## Begin Supplied material

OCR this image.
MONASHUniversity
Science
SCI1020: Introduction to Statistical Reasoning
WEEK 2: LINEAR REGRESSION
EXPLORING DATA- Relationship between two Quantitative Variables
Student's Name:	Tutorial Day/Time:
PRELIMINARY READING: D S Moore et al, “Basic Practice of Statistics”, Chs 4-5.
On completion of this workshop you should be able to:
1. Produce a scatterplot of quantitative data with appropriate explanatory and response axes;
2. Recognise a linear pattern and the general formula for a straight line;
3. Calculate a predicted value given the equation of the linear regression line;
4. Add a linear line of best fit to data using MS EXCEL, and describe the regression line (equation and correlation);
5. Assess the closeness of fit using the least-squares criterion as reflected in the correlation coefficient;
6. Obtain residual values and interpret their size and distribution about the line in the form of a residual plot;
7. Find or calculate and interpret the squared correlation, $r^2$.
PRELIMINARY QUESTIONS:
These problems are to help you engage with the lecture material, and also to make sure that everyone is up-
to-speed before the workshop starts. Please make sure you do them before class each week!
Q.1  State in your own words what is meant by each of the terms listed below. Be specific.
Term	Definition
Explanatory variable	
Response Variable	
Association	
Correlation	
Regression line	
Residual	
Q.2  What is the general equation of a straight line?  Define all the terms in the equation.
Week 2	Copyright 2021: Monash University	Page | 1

## End Supplied material

• [Problem requirements] Repeat all of the records above exactly as written.

• [Finished task]
OCR this image.
MONASHUniversity
Science
SCI1020: Introduction to Statistical Reasoning
WEEK 2: LINEAR REGRESSION
EXPLORING DATA- Relationship between two Quantitative Variables
Student's Name:	Tutorial Day/Time:
PRELIMINARY READING: D S Moore et al, “Basic Practice of Statistics”, Chs 4-5.
On completion of this workshop you should be able to:
1. Produce a scatterplot of quantitative data with appropriate explanatory and response axes;
2. Recognise a linear pattern and the general formula for a straight line;
3. Calculate a predicted value given the equation of the linear regression line;
4. Add a linear line of best fit to data using MS EXCEL, and describe the regression line (equation and correlation);
5. Assess the closeness of fit using the least-squares criterion as reflected in the correlation coefficient;
6. Obtain residual values and interpret their size and distribution about the line in the form of a residual plot;
7. Find or calculate and interpret the squared correlation, $r^2$.
PRELIMINARY QUESTIONS:
These problems are to help you engage with the lecture material, and also to make sure that everyone is up-
to-speed before the workshop starts. Please make sure you do them before class each week!
Q.1  State in your own words what is meant by each of the terms listed below. Be specific.
Term	Definition
Explanatory variable	
Response Variable	
Association	
Correlation	
Regression line	
Residual	
Q.2  What is the general equation of a straight line?  Define all the terms in the equation.
Week 2	Copyright 2021: Monash University	Page | 1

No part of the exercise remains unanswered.